**SET TASK**: Restate the data word for word and leave the images out.

○ ○ ○ ○ ○

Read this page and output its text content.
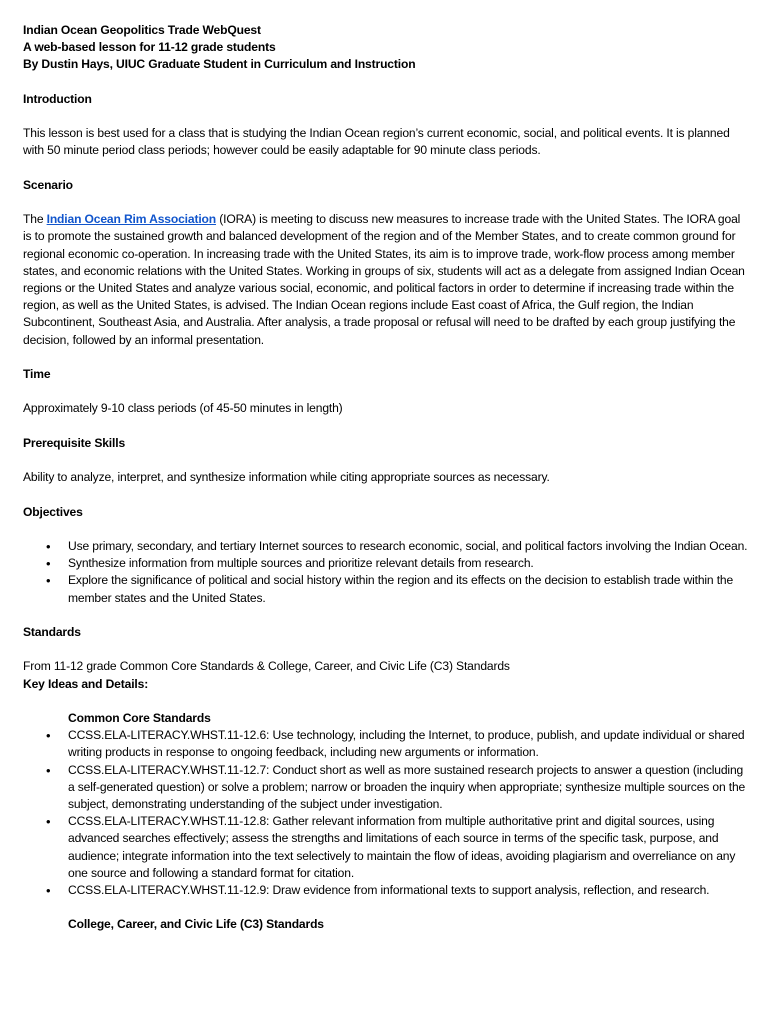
Indian Ocean Geopolitics Trade WebQuest

A web-based lesson for 11-12 grade students

By Dustin Hays, UIUC Graduate Student in Curriculum and Instruction

Introduction

This lesson is best used for a class that is studying the Indian Ocean region’s current economic, social, and political events. It is planned with 50 minute period class periods; however could be easily adaptable for 90 minute class periods.

Scenario

The Indian Ocean Rim Association (IORA) is meeting to discuss new measures to increase trade with the United States. The IORA goal is to promote the sustained growth and balanced development of the region and of the Member States, and to create common ground for regional economic co-operation. In increasing trade with the United States, its aim is to improve trade, work-flow process among member states, and economic relations with the United States. Working in groups of six, students will act as a delegate from assigned Indian Ocean regions or the United States and analyze various social, economic, and political factors in order to determine if increasing trade within the region, as well as the United States, is advised. The Indian Ocean regions include East coast of Africa, the Gulf region, the Indian Subcontinent, Southeast Asia, and Australia. After analysis, a trade proposal or refusal will need to be drafted by each group justifying the decision, followed by an informal presentation.

Time

Approximately 9-10 class periods (of 45-50 minutes in length)

Prerequisite Skills

Ability to analyze, interpret, and synthesize information while citing appropriate sources as necessary.

Objectives

• Use primary, secondary, and tertiary Internet sources to research economic, social, and political factors involving the Indian Ocean.
• Synthesize information from multiple sources and prioritize relevant details from research.
• Explore the significance of political and social history within the region and its effects on the decision to establish trade within the member states and the United States.

Standards

From 11-12 grade Common Core Standards & College, Career, and Civic Life (C3) Standards

Key Ideas and Details:

Common Core Standards

• CCSS.ELA-LITERACY.WHST.11-12.6: Use technology, including the Internet, to produce, publish, and update individual or shared writing products in response to ongoing feedback, including new arguments or information.
• CCSS.ELA-LITERACY.WHST.11-12.7: Conduct short as well as more sustained research projects to answer a question (including a self-generated question) or solve a problem; narrow or broaden the inquiry when appropriate; synthesize multiple sources on the subject, demonstrating understanding of the subject under investigation.
• CCSS.ELA-LITERACY.WHST.11-12.8: Gather relevant information from multiple authoritative print and digital sources, using advanced searches effectively; assess the strengths and limitations of each source in terms of the specific task, purpose, and audience; integrate information into the text selectively to maintain the flow of ideas, avoiding plagiarism and overreliance on any one source and following a standard format for citation.
• CCSS.ELA-LITERACY.WHST.11-12.9: Draw evidence from informational texts to support analysis, reflection, and research.

College, Career, and Civic Life (C3) Standards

○ ○ ○ ○ ○

**TASK SOLUTION**:
Read this page and output its text content.
Indian Ocean Geopolitics Trade WebQuest

A web-based lesson for 11-12 grade students

By Dustin Hays, UIUC Graduate Student in Curriculum and Instruction

Introduction

This lesson is best used for a class that is studying the Indian Ocean region’s current economic, social, and political events. It is planned with 50 minute period class periods; however could be easily adaptable for 90 minute class periods.

Scenario

The Indian Ocean Rim Association (IORA) is meeting to discuss new measures to increase trade with the United States. The IORA goal is to promote the sustained growth and balanced development of the region and of the Member States, and to create common ground for regional economic co-operation. In increasing trade with the United States, its aim is to improve trade, work-flow process among member states, and economic relations with the United States. Working in groups of six, students will act as a delegate from assigned Indian Ocean regions or the United States and analyze various social, economic, and political factors in order to determine if increasing trade within the region, as well as the United States, is advised. The Indian Ocean regions include East coast of Africa, the Gulf region, the Indian Subcontinent, Southeast Asia, and Australia. After analysis, a trade proposal or refusal will need to be drafted by each group justifying the decision, followed by an informal presentation.

Time

Approximately 9-10 class periods (of 45-50 minutes in length)

Prerequisite Skills

Ability to analyze, interpret, and synthesize information while citing appropriate sources as necessary.

Objectives

• Use primary, secondary, and tertiary Internet sources to research economic, social, and political factors involving the Indian Ocean.
• Synthesize information from multiple sources and prioritize relevant details from research.
• Explore the significance of political and social history within the region and its effects on the decision to establish trade within the member states and the United States.

Standards

From 11-12 grade Common Core Standards & College, Career, and Civic Life (C3) Standards

Key Ideas and Details:

Common Core Standards

• CCSS.ELA-LITERACY.WHST.11-12.6: Use technology, including the Internet, to produce, publish, and update individual or shared writing products in response to ongoing feedback, including new arguments or information.
• CCSS.ELA-LITERACY.WHST.11-12.7: Conduct short as well as more sustained research projects to answer a question (including a self-generated question) or solve a problem; narrow or broaden the inquiry when appropriate; synthesize multiple sources on the subject, demonstrating understanding of the subject under investigation.
• CCSS.ELA-LITERACY.WHST.11-12.8: Gather relevant information from multiple authoritative print and digital sources, using advanced searches effectively; assess the strengths and limitations of each source in terms of the specific task, purpose, and audience; integrate information into the text selectively to maintain the flow of ideas, avoiding plagiarism and overreliance on any one source and following a standard format for citation.
• CCSS.ELA-LITERACY.WHST.11-12.9: Draw evidence from informational texts to support analysis, reflection, and research.

College, Career, and Civic Life (C3) Standards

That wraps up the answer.